Data records

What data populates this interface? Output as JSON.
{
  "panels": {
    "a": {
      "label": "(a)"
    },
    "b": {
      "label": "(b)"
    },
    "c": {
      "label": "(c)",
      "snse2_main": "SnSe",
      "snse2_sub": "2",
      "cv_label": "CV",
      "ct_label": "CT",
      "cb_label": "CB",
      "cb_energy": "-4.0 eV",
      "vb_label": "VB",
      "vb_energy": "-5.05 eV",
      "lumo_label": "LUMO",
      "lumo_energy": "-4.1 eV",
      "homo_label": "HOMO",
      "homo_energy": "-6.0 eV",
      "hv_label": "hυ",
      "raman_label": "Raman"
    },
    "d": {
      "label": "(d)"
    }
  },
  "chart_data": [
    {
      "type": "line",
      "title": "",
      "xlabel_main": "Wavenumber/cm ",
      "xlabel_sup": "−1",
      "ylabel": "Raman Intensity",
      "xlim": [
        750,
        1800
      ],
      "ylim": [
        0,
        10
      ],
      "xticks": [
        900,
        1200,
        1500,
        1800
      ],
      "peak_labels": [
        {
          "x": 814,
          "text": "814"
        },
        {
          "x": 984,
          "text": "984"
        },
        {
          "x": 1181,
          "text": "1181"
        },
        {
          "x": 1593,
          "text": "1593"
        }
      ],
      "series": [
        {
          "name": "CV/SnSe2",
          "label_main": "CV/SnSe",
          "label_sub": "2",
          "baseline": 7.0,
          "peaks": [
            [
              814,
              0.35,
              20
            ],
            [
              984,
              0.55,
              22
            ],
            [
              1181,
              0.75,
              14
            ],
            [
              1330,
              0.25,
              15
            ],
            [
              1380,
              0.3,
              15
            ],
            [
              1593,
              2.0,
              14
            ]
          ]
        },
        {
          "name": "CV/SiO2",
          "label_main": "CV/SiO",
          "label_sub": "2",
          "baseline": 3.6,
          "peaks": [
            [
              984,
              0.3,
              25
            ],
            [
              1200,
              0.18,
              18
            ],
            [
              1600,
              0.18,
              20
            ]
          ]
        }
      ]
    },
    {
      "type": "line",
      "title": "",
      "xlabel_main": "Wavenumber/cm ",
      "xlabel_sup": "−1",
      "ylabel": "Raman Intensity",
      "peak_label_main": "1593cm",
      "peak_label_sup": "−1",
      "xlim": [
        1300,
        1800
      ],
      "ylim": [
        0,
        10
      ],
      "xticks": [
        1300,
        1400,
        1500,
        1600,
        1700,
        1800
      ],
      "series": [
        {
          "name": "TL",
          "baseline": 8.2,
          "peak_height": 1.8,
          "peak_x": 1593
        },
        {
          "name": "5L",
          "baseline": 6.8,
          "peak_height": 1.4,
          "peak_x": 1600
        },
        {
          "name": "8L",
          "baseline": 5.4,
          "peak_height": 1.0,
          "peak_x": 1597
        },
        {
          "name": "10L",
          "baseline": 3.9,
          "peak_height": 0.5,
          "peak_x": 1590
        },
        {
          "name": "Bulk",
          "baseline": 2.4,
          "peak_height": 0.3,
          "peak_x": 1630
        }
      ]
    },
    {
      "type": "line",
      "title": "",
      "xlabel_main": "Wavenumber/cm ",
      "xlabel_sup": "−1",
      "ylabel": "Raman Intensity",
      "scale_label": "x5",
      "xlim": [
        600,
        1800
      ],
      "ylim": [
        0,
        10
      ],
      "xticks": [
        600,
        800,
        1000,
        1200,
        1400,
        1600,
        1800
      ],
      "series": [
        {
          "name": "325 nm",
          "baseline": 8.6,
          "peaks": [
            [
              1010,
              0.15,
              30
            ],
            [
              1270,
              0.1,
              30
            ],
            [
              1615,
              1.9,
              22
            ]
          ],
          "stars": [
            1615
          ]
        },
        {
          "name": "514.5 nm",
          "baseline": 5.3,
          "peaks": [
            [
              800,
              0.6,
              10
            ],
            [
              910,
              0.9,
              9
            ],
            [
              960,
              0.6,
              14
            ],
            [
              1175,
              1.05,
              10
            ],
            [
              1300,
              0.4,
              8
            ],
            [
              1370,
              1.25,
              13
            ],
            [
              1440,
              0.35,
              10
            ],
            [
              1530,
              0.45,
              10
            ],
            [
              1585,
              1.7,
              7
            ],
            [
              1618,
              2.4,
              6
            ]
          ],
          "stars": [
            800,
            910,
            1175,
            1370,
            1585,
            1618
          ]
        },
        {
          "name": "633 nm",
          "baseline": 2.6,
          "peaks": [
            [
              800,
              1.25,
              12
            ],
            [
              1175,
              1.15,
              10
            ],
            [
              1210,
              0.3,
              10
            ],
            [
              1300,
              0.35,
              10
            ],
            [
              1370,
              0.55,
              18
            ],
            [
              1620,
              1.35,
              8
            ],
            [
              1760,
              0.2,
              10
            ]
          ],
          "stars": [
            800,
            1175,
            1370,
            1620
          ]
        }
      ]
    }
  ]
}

### Set task
Report how many lines in the data include the word "name", and give nothing but the count.

### Result of the exercise
10